**Task directions**
Write out all records as given; omit images.

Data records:
--------------------

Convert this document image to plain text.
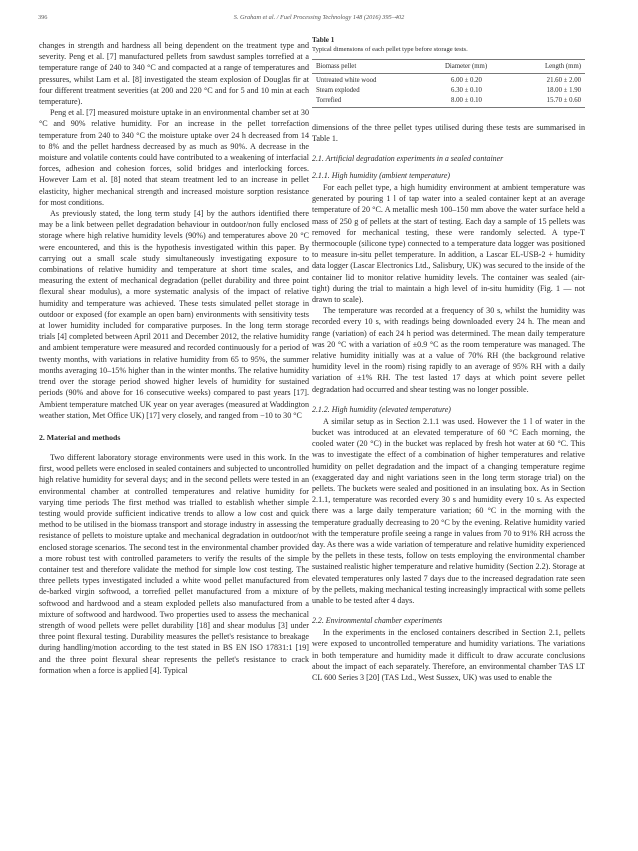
396	S. Graham et al. / Fuel Processing Technology 148 (2016) 395–402

changes in strength and hardness all being dependent on the treatment type and severity. Peng et al. [7] manufactured pellets from sawdust samples torrefied at a temperature range of 240 to 340 °C and compacted at a range of temperatures and pressures, whilst Lam et al. [8] investigated the steam explosion of Douglas fir at four different treatment severities (at 200 and 220 °C and for 5 and 10 min at each temperature).

Peng et al. [7] measured moisture uptake in an environmental chamber set at 30 °C and 90% relative humidity. For an increase in the pellet torrefaction temperature from 240 to 340 °C the moisture uptake over 24 h decreased from 14 to 8% and the pellet hardness decreased by as much as 90%. A decrease in the moisture and volatile contents could have contributed to a weakening of interfacial forces, adhesion and cohesion forces, solid bridges and interlocking forces. However Lam et al. [8] noted that steam treatment led to an increase in pellet elasticity, higher mechanical strength and increased moisture sorption resistance for most conditions.

As previously stated, the long term study [4] by the authors identified there may be a link between pellet degradation behaviour in outdoor/non fully enclosed storage where high relative humidity levels (90%) and temperatures above 20 °C were encountered, and this is the hypothesis investigated within this paper. By carrying out a small scale study simultaneously investigating exposure to combinations of relative humidity and temperature at short time scales, and measuring the extent of mechanical degradation (pellet durability and three point flexural shear modulus), a more systematic analysis of the impact of relative humidity and temperature was achieved. These tests simulated pellet storage in outdoor or exposed (for example an open barn) environments with sensitivity tests at lower humidity included for comparative purposes. In the long term storage trials [4] completed between April 2011 and December 2012, the relative humidity and ambient temperature were measured and recorded continuously for a period of twenty months, with variations in relative humidity from 65 to 95%, the summer months averaging 10–15% higher than in the winter months. The relative humidity trend over the storage period showed higher levels of humidity for sustained periods (90% and above for 16 consecutive weeks) compared to past years [17]. Ambient temperature matched UK year on year averages (measured at Waddington weather station, Met Office UK) [17] very closely, and ranged from −10 to 30 °C

2. Material and methods

Two different laboratory storage environments were used in this work. In the first, wood pellets were enclosed in sealed containers and subjected to uncontrolled high relative humidity for several days; and in the second pellets were tested in an environmental chamber at controlled temperatures and relative humidity for varying time periods The first method was trialled to establish whether simple testing would provide sufficient indicative trends to allow a low cost and quick method to be utilised in the biomass transport and storage industry in assessing the resistance of pellets to moisture uptake and mechanical degradation in outdoor/not enclosed storage scenarios. The second test in the environmental chamber provided a more robust test with controlled parameters to verify the results of the simple container test and therefore validate the method for simple low cost testing. The three pellets types investigated included a white wood pellet manufactured from de-barked virgin softwood, a torrefied pellet manufactured from a mixture of softwood and hardwood and a steam exploded pellets also manufactured from a mixture of softwood and hardwood. Two properties used to assess the mechanical strength of wood pellets were pellet durability [18] and shear modulus [3] under three point flexural testing. Durability measures the pellet's resistance to breakage during handling/motion according to the test stated in BS EN ISO 17831:1 [19] and the three point flexural shear represents the pellet's resistance to crack formation when a force is applied [4]. Typical

Table 1
Typical dimensions of each pellet type before storage tests.
Biomass pellet	Diameter (mm)	Length (mm)
Untreated white wood	6.00 ± 0.20	21.60 ± 2.00
Steam exploded	6.30 ± 0.10	18.00 ± 1.90
Torrefied	8.00 ± 0.10	15.70 ± 0.60

dimensions of the three pellet types utilised during these tests are summarised in Table 1.

2.1. Artificial degradation experiments in a sealed container
2.1.1. High humidity (ambient temperature)

For each pellet type, a high humidity environment at ambient temperature was generated by pouring 1 l of tap water into a sealed container kept at an average temperature of 20 °C. A metallic mesh 100–150 mm above the water surface held a mass of 250 g of pellets at the start of testing. Each day a sample of 15 pellets was removed for mechanical testing, these were randomly selected. A type-T thermocouple (silicone type) connected to a temperature data logger was positioned to measure in-situ pellet temperature. In addition, a Lascar EL-USB-2 + humidity data logger (Lascar Electronics Ltd., Salisbury, UK) was secured to the inside of the container lid to monitor relative humidity levels. The container was sealed (air-tight) during the trial to maintain a high level of in-situ humidity (Fig. 1 — not drawn to scale).

The temperature was recorded at a frequency of 30 s, whilst the humidity was recorded every 10 s, with readings being downloaded every 24 h. The mean and range (variation) of each 24 h period was determined. The mean daily temperature was 20 °C with a variation of ±0.9 °C as the room temperature was managed. The relative humidity initially was at a value of 70% RH (the background relative humidity level in the room) rising rapidly to an average of 95% RH with a daily variation of ±1% RH. The test lasted 17 days at which point severe pellet degradation had occurred and shear testing was no longer possible.

2.1.2. High humidity (elevated temperature)

A similar setup as in Section 2.1.1 was used. However the 1 l of water in the bucket was introduced at an elevated temperature of 60 °C Each morning, the cooled water (20 °C) in the bucket was replaced by fresh hot water at 60 °C. This was to investigate the effect of a combination of higher temperatures and relative humidity on pellet degradation and the impact of a changing temperature regime (exaggerated day and night variations seen in the long term storage trial) on the pellets. The buckets were sealed and positioned in an insulating box. As in Section 2.1.1, temperature was recorded every 30 s and humidity every 10 s. As expected there was a large daily temperature variation; 60 °C in the morning with the temperature gradually decreasing to 20 °C by the evening. Relative humidity varied with the temperature profile seeing a range in values from 70 to 91% RH across the day. As there was a wide variation of temperature and relative humidity experienced by the pellets in these tests, follow on tests employing the environmental chamber sustained realistic higher temperature and relative humidity (Section 2.2). Storage at elevated temperatures only lasted 7 days due to the increased degradation rate seen by the pellets, making mechanical testing increasingly impractical with some pellets unable to be tested after 4 days.

2.2. Environmental chamber experiments

In the experiments in the enclosed containers described in Section 2.1, pellets were exposed to uncontrolled temperature and humidity variations. The variations in both temperature and humidity made it difficult to draw accurate conclusions about the impact of each separately. Therefore, an environmental chamber TAS LT CL 600 Series 3 [20] (TAS Ltd., West Sussex, UK) was used to enable the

--------------------

**Complete answer**
Convert this document image to plain text.
396	S. Graham et al. / Fuel Processing Technology 148 (2016) 395–402

changes in strength and hardness all being dependent on the treatment type and severity. Peng et al. [7] manufactured pellets from sawdust samples torrefied at a temperature range of 240 to 340 °C and compacted at a range of temperatures and pressures, whilst Lam et al. [8] investigated the steam explosion of Douglas fir at four different treatment severities (at 200 and 220 °C and for 5 and 10 min at each temperature).

Peng et al. [7] measured moisture uptake in an environmental chamber set at 30 °C and 90% relative humidity. For an increase in the pellet torrefaction temperature from 240 to 340 °C the moisture uptake over 24 h decreased from 14 to 8% and the pellet hardness decreased by as much as 90%. A decrease in the moisture and volatile contents could have contributed to a weakening of interfacial forces, adhesion and cohesion forces, solid bridges and interlocking forces. However Lam et al. [8] noted that steam treatment led to an increase in pellet elasticity, higher mechanical strength and increased moisture sorption resistance for most conditions.

As previously stated, the long term study [4] by the authors identified there may be a link between pellet degradation behaviour in outdoor/non fully enclosed storage where high relative humidity levels (90%) and temperatures above 20 °C were encountered, and this is the hypothesis investigated within this paper. By carrying out a small scale study simultaneously investigating exposure to combinations of relative humidity and temperature at short time scales, and measuring the extent of mechanical degradation (pellet durability and three point flexural shear modulus), a more systematic analysis of the impact of relative humidity and temperature was achieved. These tests simulated pellet storage in outdoor or exposed (for example an open barn) environments with sensitivity tests at lower humidity included for comparative purposes. In the long term storage trials [4] completed between April 2011 and December 2012, the relative humidity and ambient temperature were measured and recorded continuously for a period of twenty months, with variations in relative humidity from 65 to 95%, the summer months averaging 10–15% higher than in the winter months. The relative humidity trend over the storage period showed higher levels of humidity for sustained periods (90% and above for 16 consecutive weeks) compared to past years [17]. Ambient temperature matched UK year on year averages (measured at Waddington weather station, Met Office UK) [17] very closely, and ranged from −10 to 30 °C

2. Material and methods

Two different laboratory storage environments were used in this work. In the first, wood pellets were enclosed in sealed containers and subjected to uncontrolled high relative humidity for several days; and in the second pellets were tested in an environmental chamber at controlled temperatures and relative humidity for varying time periods The first method was trialled to establish whether simple testing would provide sufficient indicative trends to allow a low cost and quick method to be utilised in the biomass transport and storage industry in assessing the resistance of pellets to moisture uptake and mechanical degradation in outdoor/not enclosed storage scenarios. The second test in the environmental chamber provided a more robust test with controlled parameters to verify the results of the simple container test and therefore validate the method for simple low cost testing. The three pellets types investigated included a white wood pellet manufactured from de-barked virgin softwood, a torrefied pellet manufactured from a mixture of softwood and hardwood and a steam exploded pellets also manufactured from a mixture of softwood and hardwood. Two properties used to assess the mechanical strength of wood pellets were pellet durability [18] and shear modulus [3] under three point flexural testing. Durability measures the pellet's resistance to breakage during handling/motion according to the test stated in BS EN ISO 17831:1 [19] and the three point flexural shear represents the pellet's resistance to crack formation when a force is applied [4]. Typical

Table 1
Typical dimensions of each pellet type before storage tests.
Biomass pellet	Diameter (mm)	Length (mm)
Untreated white wood	6.00 ± 0.20	21.60 ± 2.00
Steam exploded	6.30 ± 0.10	18.00 ± 1.90
Torrefied	8.00 ± 0.10	15.70 ± 0.60

dimensions of the three pellet types utilised during these tests are summarised in Table 1.

2.1. Artificial degradation experiments in a sealed container
2.1.1. High humidity (ambient temperature)

For each pellet type, a high humidity environment at ambient temperature was generated by pouring 1 l of tap water into a sealed container kept at an average temperature of 20 °C. A metallic mesh 100–150 mm above the water surface held a mass of 250 g of pellets at the start of testing. Each day a sample of 15 pellets was removed for mechanical testing, these were randomly selected. A type-T thermocouple (silicone type) connected to a temperature data logger was positioned to measure in-situ pellet temperature. In addition, a Lascar EL-USB-2 + humidity data logger (Lascar Electronics Ltd., Salisbury, UK) was secured to the inside of the container lid to monitor relative humidity levels. The container was sealed (air-tight) during the trial to maintain a high level of in-situ humidity (Fig. 1 — not drawn to scale).

The temperature was recorded at a frequency of 30 s, whilst the humidity was recorded every 10 s, with readings being downloaded every 24 h. The mean and range (variation) of each 24 h period was determined. The mean daily temperature was 20 °C with a variation of ±0.9 °C as the room temperature was managed. The relative humidity initially was at a value of 70% RH (the background relative humidity level in the room) rising rapidly to an average of 95% RH with a daily variation of ±1% RH. The test lasted 17 days at which point severe pellet degradation had occurred and shear testing was no longer possible.

2.1.2. High humidity (elevated temperature)

A similar setup as in Section 2.1.1 was used. However the 1 l of water in the bucket was introduced at an elevated temperature of 60 °C Each morning, the cooled water (20 °C) in the bucket was replaced by fresh hot water at 60 °C. This was to investigate the effect of a combination of higher temperatures and relative humidity on pellet degradation and the impact of a changing temperature regime (exaggerated day and night variations seen in the long term storage trial) on the pellets. The buckets were sealed and positioned in an insulating box. As in Section 2.1.1, temperature was recorded every 30 s and humidity every 10 s. As expected there was a large daily temperature variation; 60 °C in the morning with the temperature gradually decreasing to 20 °C by the evening. Relative humidity varied with the temperature profile seeing a range in values from 70 to 91% RH across the day. As there was a wide variation of temperature and relative humidity experienced by the pellets in these tests, follow on tests employing the environmental chamber sustained realistic higher temperature and relative humidity (Section 2.2). Storage at elevated temperatures only lasted 7 days due to the increased degradation rate seen by the pellets, making mechanical testing increasingly impractical with some pellets unable to be tested after 4 days.

2.2. Environmental chamber experiments

In the experiments in the enclosed containers described in Section 2.1, pellets were exposed to uncontrolled temperature and humidity variations. The variations in both temperature and humidity made it difficult to draw accurate conclusions about the impact of each separately. Therefore, an environmental chamber TAS LT CL 600 Series 3 [20] (TAS Ltd., West Sussex, UK) was used to enable the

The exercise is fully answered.